### Excerpted records ###
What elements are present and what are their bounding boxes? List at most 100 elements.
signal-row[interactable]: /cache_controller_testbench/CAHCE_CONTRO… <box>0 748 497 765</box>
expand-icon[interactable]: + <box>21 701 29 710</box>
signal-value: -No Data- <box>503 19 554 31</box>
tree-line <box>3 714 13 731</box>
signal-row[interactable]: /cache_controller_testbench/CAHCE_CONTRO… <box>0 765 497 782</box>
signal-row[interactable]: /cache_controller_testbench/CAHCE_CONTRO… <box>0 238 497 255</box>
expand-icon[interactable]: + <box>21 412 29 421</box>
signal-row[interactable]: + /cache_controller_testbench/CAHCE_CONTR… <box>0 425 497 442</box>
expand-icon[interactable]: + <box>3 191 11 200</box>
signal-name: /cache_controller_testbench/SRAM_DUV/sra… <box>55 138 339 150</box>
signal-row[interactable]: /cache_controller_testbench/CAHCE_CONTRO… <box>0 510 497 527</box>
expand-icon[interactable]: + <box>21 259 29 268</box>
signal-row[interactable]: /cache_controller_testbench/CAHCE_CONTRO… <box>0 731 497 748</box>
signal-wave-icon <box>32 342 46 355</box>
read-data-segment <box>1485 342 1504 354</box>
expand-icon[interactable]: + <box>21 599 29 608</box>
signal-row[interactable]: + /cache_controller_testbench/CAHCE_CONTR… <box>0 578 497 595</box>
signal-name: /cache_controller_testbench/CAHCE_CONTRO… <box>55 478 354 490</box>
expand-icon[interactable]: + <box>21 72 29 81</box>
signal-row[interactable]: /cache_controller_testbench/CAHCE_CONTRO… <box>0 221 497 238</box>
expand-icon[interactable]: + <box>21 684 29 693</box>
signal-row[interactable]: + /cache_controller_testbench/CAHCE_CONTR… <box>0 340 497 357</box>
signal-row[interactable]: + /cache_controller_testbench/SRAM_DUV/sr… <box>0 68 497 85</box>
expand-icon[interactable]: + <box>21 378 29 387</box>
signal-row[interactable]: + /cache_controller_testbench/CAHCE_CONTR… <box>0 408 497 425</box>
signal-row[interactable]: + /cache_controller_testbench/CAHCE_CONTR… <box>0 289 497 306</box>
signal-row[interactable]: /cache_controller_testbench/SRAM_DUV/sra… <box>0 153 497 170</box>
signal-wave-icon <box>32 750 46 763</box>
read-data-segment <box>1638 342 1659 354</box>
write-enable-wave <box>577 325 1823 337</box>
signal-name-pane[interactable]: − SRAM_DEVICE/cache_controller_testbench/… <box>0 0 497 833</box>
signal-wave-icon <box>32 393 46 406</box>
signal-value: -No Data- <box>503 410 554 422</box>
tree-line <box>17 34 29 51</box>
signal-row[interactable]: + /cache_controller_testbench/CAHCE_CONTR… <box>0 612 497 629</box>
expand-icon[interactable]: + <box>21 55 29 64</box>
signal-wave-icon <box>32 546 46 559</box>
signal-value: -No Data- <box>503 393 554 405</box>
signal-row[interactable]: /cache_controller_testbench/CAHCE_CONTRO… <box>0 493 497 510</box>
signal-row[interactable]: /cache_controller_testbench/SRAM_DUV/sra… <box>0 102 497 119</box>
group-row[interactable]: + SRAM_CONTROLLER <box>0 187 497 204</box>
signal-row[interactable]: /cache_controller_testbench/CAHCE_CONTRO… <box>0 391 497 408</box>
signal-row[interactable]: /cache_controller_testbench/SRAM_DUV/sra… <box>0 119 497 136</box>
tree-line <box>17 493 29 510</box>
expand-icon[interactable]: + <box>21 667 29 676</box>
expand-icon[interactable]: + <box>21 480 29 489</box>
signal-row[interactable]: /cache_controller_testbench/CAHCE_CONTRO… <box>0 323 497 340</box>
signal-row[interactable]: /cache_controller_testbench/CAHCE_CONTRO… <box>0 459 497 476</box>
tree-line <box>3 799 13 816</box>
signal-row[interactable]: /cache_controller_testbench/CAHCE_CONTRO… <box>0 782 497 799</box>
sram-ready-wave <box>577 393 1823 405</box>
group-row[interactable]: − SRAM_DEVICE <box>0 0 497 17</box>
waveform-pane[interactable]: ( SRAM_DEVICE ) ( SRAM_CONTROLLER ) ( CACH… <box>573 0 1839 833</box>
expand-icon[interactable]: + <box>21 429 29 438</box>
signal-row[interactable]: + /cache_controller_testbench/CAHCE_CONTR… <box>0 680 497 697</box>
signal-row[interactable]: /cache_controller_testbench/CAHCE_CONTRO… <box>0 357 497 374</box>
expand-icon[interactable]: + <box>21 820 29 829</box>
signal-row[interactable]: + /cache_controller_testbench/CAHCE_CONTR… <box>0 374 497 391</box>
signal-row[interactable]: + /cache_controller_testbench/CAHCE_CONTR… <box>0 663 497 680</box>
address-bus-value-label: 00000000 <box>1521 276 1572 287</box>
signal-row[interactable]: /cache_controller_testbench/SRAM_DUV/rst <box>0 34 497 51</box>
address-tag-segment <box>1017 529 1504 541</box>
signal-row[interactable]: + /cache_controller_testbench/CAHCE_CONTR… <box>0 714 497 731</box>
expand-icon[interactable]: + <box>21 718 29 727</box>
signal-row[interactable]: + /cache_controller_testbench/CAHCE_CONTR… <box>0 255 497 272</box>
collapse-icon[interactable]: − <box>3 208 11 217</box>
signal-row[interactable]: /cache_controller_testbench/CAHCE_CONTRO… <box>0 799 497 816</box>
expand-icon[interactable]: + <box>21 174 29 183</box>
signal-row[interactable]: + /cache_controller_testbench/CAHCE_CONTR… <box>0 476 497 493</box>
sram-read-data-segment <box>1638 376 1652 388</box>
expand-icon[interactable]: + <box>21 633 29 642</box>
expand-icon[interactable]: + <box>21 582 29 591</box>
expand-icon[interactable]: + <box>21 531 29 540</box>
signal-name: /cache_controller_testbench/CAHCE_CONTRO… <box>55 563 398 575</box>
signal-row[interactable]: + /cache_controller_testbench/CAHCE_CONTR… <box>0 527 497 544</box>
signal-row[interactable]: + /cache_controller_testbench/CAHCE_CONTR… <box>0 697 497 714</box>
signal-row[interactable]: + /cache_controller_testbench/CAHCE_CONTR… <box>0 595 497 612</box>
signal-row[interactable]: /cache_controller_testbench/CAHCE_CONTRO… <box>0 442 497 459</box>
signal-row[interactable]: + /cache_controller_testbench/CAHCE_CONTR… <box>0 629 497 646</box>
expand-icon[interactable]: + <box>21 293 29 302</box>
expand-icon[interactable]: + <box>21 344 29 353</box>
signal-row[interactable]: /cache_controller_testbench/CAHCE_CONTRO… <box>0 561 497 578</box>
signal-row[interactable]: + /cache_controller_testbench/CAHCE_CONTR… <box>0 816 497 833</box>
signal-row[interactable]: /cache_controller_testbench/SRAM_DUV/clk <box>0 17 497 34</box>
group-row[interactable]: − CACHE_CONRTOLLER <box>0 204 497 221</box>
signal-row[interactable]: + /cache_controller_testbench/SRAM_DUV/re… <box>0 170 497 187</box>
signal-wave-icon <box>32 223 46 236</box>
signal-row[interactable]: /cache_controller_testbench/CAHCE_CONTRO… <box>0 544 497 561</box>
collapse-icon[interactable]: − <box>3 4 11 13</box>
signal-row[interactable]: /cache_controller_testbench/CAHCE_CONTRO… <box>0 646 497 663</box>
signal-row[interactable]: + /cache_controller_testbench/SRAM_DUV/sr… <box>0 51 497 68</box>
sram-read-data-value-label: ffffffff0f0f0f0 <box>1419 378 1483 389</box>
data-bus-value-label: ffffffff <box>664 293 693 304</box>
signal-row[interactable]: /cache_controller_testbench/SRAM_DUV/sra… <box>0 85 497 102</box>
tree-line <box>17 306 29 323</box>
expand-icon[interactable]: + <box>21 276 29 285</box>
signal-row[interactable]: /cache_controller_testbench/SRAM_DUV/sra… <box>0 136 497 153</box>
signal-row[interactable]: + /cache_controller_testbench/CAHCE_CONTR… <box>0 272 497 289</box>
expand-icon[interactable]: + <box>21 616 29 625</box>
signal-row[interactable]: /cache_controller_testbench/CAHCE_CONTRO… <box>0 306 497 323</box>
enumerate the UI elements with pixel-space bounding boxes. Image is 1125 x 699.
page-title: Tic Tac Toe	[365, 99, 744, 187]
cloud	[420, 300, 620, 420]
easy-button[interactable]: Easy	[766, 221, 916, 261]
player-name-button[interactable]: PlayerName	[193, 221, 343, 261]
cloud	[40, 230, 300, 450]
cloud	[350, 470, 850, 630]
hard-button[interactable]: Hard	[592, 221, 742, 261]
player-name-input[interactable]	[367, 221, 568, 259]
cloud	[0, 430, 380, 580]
###
Copy the material word for word from its first line through the line containing "425 497 442</box>", including both.

• **Answer to this task**
What elements are present and what are their bounding boxes? List at most 100 elements.
signal-row[interactable]: /cache_controller_testbench/CAHCE_CONTRO… <box>0 748 497 765</box>
expand-icon[interactable]: + <box>21 701 29 710</box>
signal-value: -No Data- <box>503 19 554 31</box>
tree-line <box>3 714 13 731</box>
signal-row[interactable]: /cache_controller_testbench/CAHCE_CONTRO… <box>0 765 497 782</box>
signal-row[interactable]: /cache_controller_testbench/CAHCE_CONTRO… <box>0 238 497 255</box>
expand-icon[interactable]: + <box>21 412 29 421</box>
signal-row[interactable]: + /cache_controller_testbench/CAHCE_CONTR… <box>0 425 497 442</box>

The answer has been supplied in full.